Listed below are entries; give the number of lines among them that include "data", and only that number.

# Records to process:
----
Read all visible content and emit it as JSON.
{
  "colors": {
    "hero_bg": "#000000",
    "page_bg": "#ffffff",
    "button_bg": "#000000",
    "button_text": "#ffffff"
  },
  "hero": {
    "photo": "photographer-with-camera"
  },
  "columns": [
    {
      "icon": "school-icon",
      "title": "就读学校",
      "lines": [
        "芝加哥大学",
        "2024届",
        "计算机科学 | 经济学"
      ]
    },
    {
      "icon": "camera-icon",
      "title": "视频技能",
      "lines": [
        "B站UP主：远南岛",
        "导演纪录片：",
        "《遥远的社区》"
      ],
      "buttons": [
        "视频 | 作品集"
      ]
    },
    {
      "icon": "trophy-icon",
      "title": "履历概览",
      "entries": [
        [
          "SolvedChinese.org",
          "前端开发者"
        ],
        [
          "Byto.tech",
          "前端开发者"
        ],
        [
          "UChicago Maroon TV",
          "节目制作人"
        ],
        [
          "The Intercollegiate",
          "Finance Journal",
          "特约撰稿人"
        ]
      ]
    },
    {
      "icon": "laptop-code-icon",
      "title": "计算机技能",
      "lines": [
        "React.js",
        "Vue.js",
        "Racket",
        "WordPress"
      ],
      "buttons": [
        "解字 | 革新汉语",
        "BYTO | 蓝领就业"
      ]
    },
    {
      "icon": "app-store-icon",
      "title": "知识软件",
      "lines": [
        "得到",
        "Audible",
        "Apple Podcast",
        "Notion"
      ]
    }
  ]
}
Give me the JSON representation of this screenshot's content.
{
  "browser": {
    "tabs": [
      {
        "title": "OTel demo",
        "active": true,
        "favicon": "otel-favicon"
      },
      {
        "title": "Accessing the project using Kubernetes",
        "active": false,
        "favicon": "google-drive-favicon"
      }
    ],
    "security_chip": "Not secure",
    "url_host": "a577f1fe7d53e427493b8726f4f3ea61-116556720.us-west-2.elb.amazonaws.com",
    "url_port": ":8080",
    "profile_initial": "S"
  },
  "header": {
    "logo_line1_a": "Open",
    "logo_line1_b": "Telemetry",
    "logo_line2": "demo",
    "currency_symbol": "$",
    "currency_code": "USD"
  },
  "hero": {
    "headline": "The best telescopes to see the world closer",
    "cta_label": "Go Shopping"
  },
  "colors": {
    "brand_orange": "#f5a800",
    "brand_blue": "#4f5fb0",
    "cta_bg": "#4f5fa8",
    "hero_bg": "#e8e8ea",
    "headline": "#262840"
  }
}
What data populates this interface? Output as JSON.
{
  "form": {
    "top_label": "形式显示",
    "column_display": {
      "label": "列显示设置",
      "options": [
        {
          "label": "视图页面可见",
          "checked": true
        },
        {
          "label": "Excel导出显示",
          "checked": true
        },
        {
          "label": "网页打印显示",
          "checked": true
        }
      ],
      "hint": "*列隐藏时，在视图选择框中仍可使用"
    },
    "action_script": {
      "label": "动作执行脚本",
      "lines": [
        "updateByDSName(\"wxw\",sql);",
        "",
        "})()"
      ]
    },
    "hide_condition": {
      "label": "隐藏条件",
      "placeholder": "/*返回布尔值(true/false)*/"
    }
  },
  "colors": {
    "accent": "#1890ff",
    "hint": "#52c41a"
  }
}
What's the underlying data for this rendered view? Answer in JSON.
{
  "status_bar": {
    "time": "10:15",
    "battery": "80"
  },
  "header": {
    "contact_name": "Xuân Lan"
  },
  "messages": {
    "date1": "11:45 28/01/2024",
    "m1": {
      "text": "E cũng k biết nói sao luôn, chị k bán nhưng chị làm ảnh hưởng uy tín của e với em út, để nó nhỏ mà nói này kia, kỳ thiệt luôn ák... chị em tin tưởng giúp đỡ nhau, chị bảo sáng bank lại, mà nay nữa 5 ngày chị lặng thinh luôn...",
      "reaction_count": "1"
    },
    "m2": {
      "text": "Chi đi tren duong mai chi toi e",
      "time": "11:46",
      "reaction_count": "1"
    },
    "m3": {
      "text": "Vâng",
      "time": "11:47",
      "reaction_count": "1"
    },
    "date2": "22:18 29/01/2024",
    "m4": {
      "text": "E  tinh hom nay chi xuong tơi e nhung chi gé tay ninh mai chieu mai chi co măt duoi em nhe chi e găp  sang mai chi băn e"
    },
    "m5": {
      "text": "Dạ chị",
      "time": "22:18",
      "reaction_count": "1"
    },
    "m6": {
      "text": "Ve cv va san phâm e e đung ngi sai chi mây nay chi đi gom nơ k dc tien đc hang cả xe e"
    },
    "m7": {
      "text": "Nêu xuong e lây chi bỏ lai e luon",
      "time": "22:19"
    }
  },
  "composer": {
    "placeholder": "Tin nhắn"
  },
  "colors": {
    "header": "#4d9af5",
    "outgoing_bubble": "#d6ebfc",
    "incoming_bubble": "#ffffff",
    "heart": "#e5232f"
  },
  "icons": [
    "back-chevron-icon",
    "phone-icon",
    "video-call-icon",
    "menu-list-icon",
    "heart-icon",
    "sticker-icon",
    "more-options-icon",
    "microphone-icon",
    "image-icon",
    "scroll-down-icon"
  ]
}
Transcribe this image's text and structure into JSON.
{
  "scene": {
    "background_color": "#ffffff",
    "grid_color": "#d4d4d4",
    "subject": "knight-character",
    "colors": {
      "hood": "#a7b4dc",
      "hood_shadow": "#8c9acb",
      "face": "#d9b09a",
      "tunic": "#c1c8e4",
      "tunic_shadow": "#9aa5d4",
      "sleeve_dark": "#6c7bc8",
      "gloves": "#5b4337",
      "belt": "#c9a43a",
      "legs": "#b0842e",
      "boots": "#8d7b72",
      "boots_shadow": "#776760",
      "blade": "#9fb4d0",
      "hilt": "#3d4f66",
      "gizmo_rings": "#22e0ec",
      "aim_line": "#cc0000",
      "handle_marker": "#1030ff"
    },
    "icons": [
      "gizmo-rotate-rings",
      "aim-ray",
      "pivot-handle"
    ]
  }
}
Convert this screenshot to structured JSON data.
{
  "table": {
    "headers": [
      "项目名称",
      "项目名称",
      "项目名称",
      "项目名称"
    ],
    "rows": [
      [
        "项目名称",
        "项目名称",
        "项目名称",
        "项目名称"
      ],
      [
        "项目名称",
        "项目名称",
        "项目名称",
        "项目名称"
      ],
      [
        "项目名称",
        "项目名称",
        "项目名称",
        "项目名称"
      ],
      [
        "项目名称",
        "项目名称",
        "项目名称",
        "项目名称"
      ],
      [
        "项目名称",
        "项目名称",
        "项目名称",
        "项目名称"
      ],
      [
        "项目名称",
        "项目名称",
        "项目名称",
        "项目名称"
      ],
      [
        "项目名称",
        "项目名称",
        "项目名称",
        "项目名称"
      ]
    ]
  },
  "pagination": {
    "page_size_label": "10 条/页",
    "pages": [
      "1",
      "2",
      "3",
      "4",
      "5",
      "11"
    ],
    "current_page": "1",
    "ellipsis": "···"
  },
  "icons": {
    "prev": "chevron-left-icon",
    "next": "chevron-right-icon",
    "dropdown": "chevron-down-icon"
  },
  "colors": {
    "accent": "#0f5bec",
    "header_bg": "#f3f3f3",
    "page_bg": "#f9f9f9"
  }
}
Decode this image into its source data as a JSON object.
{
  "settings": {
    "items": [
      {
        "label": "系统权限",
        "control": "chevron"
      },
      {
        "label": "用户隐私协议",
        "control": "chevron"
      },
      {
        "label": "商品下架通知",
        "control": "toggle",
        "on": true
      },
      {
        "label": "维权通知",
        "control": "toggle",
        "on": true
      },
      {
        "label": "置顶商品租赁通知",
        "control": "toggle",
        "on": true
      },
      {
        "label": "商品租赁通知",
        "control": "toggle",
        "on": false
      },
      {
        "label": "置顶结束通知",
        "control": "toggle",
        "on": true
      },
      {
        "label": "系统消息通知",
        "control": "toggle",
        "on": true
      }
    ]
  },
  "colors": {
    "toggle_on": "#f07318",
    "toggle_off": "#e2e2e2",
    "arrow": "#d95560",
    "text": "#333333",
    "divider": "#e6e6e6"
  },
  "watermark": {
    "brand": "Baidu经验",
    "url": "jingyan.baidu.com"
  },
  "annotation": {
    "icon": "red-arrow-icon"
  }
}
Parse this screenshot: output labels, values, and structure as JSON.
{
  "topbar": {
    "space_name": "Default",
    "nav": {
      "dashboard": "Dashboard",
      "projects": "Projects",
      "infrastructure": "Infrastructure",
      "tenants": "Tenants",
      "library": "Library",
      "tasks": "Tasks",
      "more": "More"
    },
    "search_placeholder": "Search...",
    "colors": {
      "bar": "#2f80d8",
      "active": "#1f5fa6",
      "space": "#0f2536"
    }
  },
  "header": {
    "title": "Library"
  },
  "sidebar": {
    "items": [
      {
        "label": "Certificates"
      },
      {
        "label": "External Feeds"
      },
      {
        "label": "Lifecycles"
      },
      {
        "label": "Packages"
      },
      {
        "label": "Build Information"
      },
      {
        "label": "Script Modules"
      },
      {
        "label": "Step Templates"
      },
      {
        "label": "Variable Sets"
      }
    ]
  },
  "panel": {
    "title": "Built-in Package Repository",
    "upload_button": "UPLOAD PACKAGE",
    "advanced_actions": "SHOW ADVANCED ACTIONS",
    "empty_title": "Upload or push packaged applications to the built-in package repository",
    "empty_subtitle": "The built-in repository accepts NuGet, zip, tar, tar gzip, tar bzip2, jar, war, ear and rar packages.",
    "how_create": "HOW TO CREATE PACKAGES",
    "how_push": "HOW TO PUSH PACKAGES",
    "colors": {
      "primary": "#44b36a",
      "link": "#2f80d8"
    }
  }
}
----
# Exercise response:
4